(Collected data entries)

↓↓↓

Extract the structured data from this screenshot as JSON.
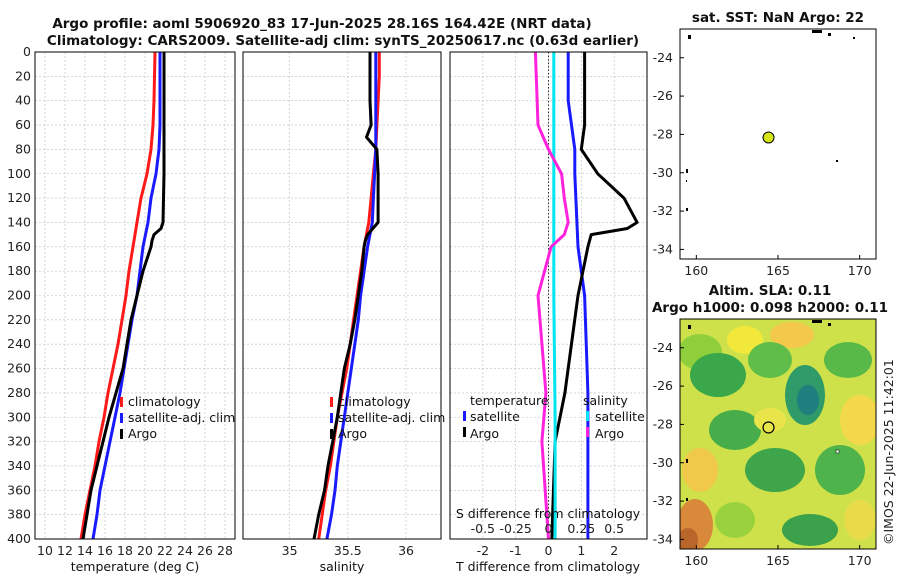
{
  "figure": {
    "title_line1": "Argo profile: aoml 5906920_83 17-Jun-2025 28.16S 164.42E (NRT data)",
    "title_line2": "Climatology: CARS2009. Satellite-adj clim: synTS_20250617.nc (0.63d earlier)",
    "watermark": "©IMOS 22-Jun-2025 11:42:01"
  },
  "colors": {
    "climatology": "#ff1a1a",
    "satellite": "#1a1aff",
    "argo": "#000000",
    "cyan": "#00e5ee",
    "magenta": "#ff22dd"
  },
  "chart_data": [
    {
      "id": "temperature",
      "type": "line",
      "xlabel": "temperature (deg C)",
      "ylabel": "",
      "xlim": [
        9,
        29
      ],
      "ylim": [
        400,
        0
      ],
      "xticks": [
        10,
        12,
        14,
        16,
        18,
        20,
        22,
        24,
        26,
        28
      ],
      "yticks": [
        0,
        20,
        40,
        60,
        80,
        100,
        120,
        140,
        160,
        180,
        200,
        220,
        240,
        260,
        280,
        300,
        320,
        340,
        360,
        380,
        400
      ],
      "legend": [
        "climatology",
        "satellite-adj. clim",
        "Argo"
      ],
      "series": [
        {
          "name": "climatology",
          "depth": [
            0,
            20,
            40,
            60,
            80,
            100,
            120,
            140,
            160,
            180,
            200,
            220,
            240,
            260,
            280,
            300,
            320,
            340,
            360,
            380,
            400
          ],
          "values": [
            21.0,
            20.95,
            20.9,
            20.8,
            20.6,
            20.2,
            19.6,
            19.2,
            18.8,
            18.4,
            18.1,
            17.7,
            17.3,
            16.8,
            16.3,
            15.9,
            15.4,
            15.0,
            14.5,
            14.0,
            13.6
          ]
        },
        {
          "name": "satellite-adj. clim",
          "depth": [
            0,
            20,
            40,
            60,
            80,
            100,
            120,
            140,
            160,
            180,
            200,
            220,
            240,
            260,
            280,
            300,
            320,
            340,
            360,
            380,
            400
          ],
          "values": [
            21.5,
            21.5,
            21.5,
            21.5,
            21.4,
            21.1,
            20.6,
            20.3,
            19.8,
            19.5,
            19.2,
            18.7,
            18.3,
            17.9,
            17.5,
            17.0,
            16.5,
            16.0,
            15.5,
            15.2,
            14.8
          ]
        },
        {
          "name": "Argo",
          "depth": [
            0,
            20,
            40,
            60,
            80,
            100,
            120,
            140,
            145,
            150,
            155,
            160,
            180,
            200,
            220,
            240,
            260,
            280,
            300,
            320,
            340,
            360,
            380,
            400
          ],
          "values": [
            21.9,
            21.9,
            21.9,
            21.9,
            21.9,
            21.9,
            21.85,
            21.8,
            21.6,
            20.9,
            20.7,
            20.6,
            19.8,
            19.2,
            18.6,
            18.2,
            17.8,
            17.1,
            16.4,
            15.8,
            15.2,
            14.6,
            14.2,
            13.8
          ]
        }
      ]
    },
    {
      "id": "salinity",
      "type": "line",
      "xlabel": "salinity",
      "ylabel": "",
      "xlim": [
        34.6,
        36.3
      ],
      "ylim": [
        400,
        0
      ],
      "xticks": [
        35,
        35.5,
        36
      ],
      "legend": [
        "climatology",
        "satellite-adj. clim",
        "Argo"
      ],
      "series": [
        {
          "name": "climatology",
          "depth": [
            0,
            20,
            40,
            60,
            80,
            100,
            120,
            140,
            160,
            180,
            200,
            220,
            240,
            260,
            280,
            300,
            320,
            340,
            360,
            380,
            400
          ],
          "values": [
            35.77,
            35.77,
            35.76,
            35.75,
            35.74,
            35.72,
            35.7,
            35.68,
            35.64,
            35.61,
            35.58,
            35.55,
            35.52,
            35.49,
            35.45,
            35.41,
            35.38,
            35.35,
            35.31,
            35.28,
            35.25
          ]
        },
        {
          "name": "satellite-adj. clim",
          "depth": [
            0,
            20,
            40,
            60,
            80,
            100,
            120,
            140,
            160,
            180,
            200,
            220,
            240,
            260,
            280,
            300,
            320,
            340,
            360,
            380,
            400
          ],
          "values": [
            35.74,
            35.74,
            35.74,
            35.74,
            35.74,
            35.73,
            35.72,
            35.71,
            35.67,
            35.64,
            35.61,
            35.59,
            35.56,
            35.53,
            35.5,
            35.47,
            35.44,
            35.41,
            35.39,
            35.36,
            35.32
          ]
        },
        {
          "name": "Argo",
          "depth": [
            0,
            20,
            40,
            60,
            70,
            80,
            100,
            140,
            150,
            155,
            160,
            180,
            200,
            220,
            240,
            260,
            280,
            300,
            320,
            340,
            360,
            380,
            400
          ],
          "values": [
            35.69,
            35.69,
            35.69,
            35.7,
            35.66,
            35.75,
            35.76,
            35.76,
            35.67,
            35.65,
            35.64,
            35.62,
            35.59,
            35.56,
            35.52,
            35.47,
            35.44,
            35.41,
            35.37,
            35.33,
            35.3,
            35.25,
            35.21
          ]
        }
      ]
    },
    {
      "id": "difference",
      "type": "line",
      "xlabel": "T difference from climatology",
      "xlabel_top": "S difference from climatology",
      "xlim": [
        -3,
        3
      ],
      "ylim": [
        400,
        0
      ],
      "xticks": [
        -2,
        -1,
        0,
        1,
        2
      ],
      "xticks_top": [
        "-0.5",
        "-0.25",
        "0",
        "0.25",
        "0.5"
      ],
      "legend_left_title": "temperature",
      "legend_right_title": "salinity",
      "legend_left": [
        "satellite",
        "Argo"
      ],
      "legend_right": [
        "satellite",
        "Argo"
      ],
      "series": [
        {
          "name": "T satellite",
          "depth": [
            0,
            40,
            80,
            100,
            160,
            200,
            280,
            320,
            400
          ],
          "values": [
            0.6,
            0.6,
            0.8,
            0.8,
            0.9,
            1.1,
            1.2,
            1.2,
            1.2
          ]
        },
        {
          "name": "T Argo",
          "depth": [
            0,
            60,
            80,
            100,
            120,
            140,
            145,
            150,
            160,
            200,
            280,
            320,
            400
          ],
          "values": [
            1.1,
            1.1,
            1.0,
            1.5,
            2.3,
            2.7,
            2.4,
            1.3,
            1.2,
            0.9,
            0.5,
            0.2,
            0.1
          ]
        },
        {
          "name": "S satellite",
          "depth": [
            0,
            100,
            200,
            300,
            400
          ],
          "values": [
            0.04,
            0.04,
            0.04,
            0.05,
            0.05
          ]
        },
        {
          "name": "S Argo",
          "depth": [
            0,
            60,
            80,
            100,
            120,
            140,
            150,
            160,
            200,
            280,
            320,
            400
          ],
          "values": [
            -0.1,
            -0.08,
            0.0,
            0.1,
            0.12,
            0.15,
            0.12,
            0.02,
            -0.08,
            -0.02,
            -0.05,
            0.0
          ]
        }
      ]
    },
    {
      "id": "sst_map",
      "type": "map",
      "title": "sat. SST: NaN Argo: 22",
      "xlim": [
        159,
        171
      ],
      "ylim": [
        -34.5,
        -22.5
      ],
      "xticks": [
        160,
        165,
        170
      ],
      "yticks": [
        -24,
        -26,
        -28,
        -30,
        -32,
        -34
      ],
      "profile_marker": {
        "lon": 164.42,
        "lat": -28.16
      }
    },
    {
      "id": "sla_map",
      "type": "map",
      "title_line1": "Altim. SLA: 0.11",
      "title_line2": "Argo h1000: 0.098 h2000: 0.11",
      "xlim": [
        159,
        171
      ],
      "ylim": [
        -34.5,
        -22.5
      ],
      "xticks": [
        160,
        165,
        170
      ],
      "yticks": [
        -24,
        -26,
        -28,
        -30,
        -32,
        -34
      ],
      "profile_marker": {
        "lon": 164.42,
        "lat": -28.16
      }
    }
  ]
}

↑↑↑

= PROMPT =
Give the number of lines containing the word "temperature". No other answer is needed.

= REPLY TO THE EXERCISE =
3